## EXERCISE PROMPT
Can you restate the records below word for word?
+ + + +
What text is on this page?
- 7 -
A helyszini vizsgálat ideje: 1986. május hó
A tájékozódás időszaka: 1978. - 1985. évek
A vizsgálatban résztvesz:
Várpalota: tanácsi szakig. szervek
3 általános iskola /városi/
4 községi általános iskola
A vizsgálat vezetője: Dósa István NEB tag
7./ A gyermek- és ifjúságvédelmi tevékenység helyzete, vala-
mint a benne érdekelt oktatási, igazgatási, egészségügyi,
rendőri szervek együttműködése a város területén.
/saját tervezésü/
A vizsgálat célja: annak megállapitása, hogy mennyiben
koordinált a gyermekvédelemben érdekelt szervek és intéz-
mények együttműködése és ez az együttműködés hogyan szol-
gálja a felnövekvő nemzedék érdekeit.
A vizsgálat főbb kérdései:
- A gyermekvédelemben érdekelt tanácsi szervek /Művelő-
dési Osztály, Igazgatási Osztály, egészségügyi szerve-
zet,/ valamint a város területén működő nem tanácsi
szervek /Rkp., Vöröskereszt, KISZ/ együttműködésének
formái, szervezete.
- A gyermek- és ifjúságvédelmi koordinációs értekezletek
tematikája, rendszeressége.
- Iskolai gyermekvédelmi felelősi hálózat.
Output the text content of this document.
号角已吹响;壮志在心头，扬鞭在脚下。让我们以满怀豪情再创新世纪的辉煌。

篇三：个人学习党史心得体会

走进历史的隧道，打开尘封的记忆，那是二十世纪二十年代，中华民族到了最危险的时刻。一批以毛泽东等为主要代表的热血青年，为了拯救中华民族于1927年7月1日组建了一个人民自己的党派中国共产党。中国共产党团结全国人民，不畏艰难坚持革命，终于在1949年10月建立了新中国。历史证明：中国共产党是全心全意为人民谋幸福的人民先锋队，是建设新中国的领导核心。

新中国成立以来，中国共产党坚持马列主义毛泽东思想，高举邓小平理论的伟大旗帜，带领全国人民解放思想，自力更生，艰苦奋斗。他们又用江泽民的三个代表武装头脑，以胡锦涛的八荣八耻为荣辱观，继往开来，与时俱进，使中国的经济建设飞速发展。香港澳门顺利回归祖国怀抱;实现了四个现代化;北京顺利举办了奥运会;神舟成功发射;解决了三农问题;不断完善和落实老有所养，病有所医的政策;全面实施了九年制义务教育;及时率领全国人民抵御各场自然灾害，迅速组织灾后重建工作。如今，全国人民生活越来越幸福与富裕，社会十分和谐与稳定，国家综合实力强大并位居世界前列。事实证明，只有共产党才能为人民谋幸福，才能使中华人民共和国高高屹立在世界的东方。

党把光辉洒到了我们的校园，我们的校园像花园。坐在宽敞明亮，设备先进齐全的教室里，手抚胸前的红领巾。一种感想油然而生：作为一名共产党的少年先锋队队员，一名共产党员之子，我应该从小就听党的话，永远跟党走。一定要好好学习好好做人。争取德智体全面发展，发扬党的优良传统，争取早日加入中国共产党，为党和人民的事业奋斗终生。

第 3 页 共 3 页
+ + + +
## CORRECT RESULT
What text is on this page?
- 7 -
A helyszini vizsgálat ideje: 1986. május hó
A tájékozódás időszaka: 1978. - 1985. évek
A vizsgálatban résztvesz:
Várpalota: tanácsi szakig. szervek
3 általános iskola /városi/
4 községi általános iskola
A vizsgálat vezetője: Dósa István NEB tag
7./ A gyermek- és ifjúságvédelmi tevékenység helyzete, vala-
mint a benne érdekelt oktatási, igazgatási, egészségügyi,
rendőri szervek együttműködése a város területén.
/saját tervezésü/
A vizsgálat célja: annak megállapitása, hogy mennyiben
koordinált a gyermekvédelemben érdekelt szervek és intéz-
mények együttműködése és ez az együttműködés hogyan szol-
gálja a felnövekvő nemzedék érdekeit.
A vizsgálat főbb kérdései:
- A gyermekvédelemben érdekelt tanácsi szervek /Művelő-
dési Osztály, Igazgatási Osztály, egészségügyi szerve-
zet,/ valamint a város területén működő nem tanácsi
szervek /Rkp., Vöröskereszt, KISZ/ együttműködésének
formái, szervezete.
- A gyermek- és ifjúságvédelmi koordinációs értekezletek
tematikája, rendszeressége.
- Iskolai gyermekvédelmi felelősi hálózat.
Output the text content of this document.
号角已吹响;壮志在心头，扬鞭在脚下。让我们以满怀豪情再创新世纪的辉煌。

篇三：个人学习党史心得体会

走进历史的隧道，打开尘封的记忆，那是二十世纪二十年代，中华民族到了最危险的时刻。一批以毛泽东等为主要代表的热血青年，为了拯救中华民族于1927年7月1日组建了一个人民自己的党派中国共产党。中国共产党团结全国人民，不畏艰难坚持革命，终于在1949年10月建立了新中国。历史证明：中国共产党是全心全意为人民谋幸福的人民先锋队，是建设新中国的领导核心。

新中国成立以来，中国共产党坚持马列主义毛泽东思想，高举邓小平理论的伟大旗帜，带领全国人民解放思想，自力更生，艰苦奋斗。他们又用江泽民的三个代表武装头脑，以胡锦涛的八荣八耻为荣辱观，继往开来，与时俱进，使中国的经济建设飞速发展。香港澳门顺利回归祖国怀抱;实现了四个现代化;北京顺利举办了奥运会;神舟成功发射;解决了三农问题;不断完善和落实老有所养，病有所医的政策;全面实施了九年制义务教育;及时率领全国人民抵御各场自然灾害，迅速组织灾后重建工作。如今，全国人民生活越来越幸福与富裕，社会十分和谐与稳定，国家综合实力强大并位居世界前列。事实证明，只有共产党才能为人民谋幸福，才能使中华人民共和国高高屹立在世界的东方。

党把光辉洒到了我们的校园，我们的校园像花园。坐在宽敞明亮，设备先进齐全的教室里，手抚胸前的红领巾。一种感想油然而生：作为一名共产党的少年先锋队队员，一名共产党员之子，我应该从小就听党的话，永远跟党走。一定要好好学习好好做人。争取德智体全面发展，发扬党的优良传统，争取早日加入中国共产党，为党和人民的事业奋斗终生。

第 3 页 共 3 页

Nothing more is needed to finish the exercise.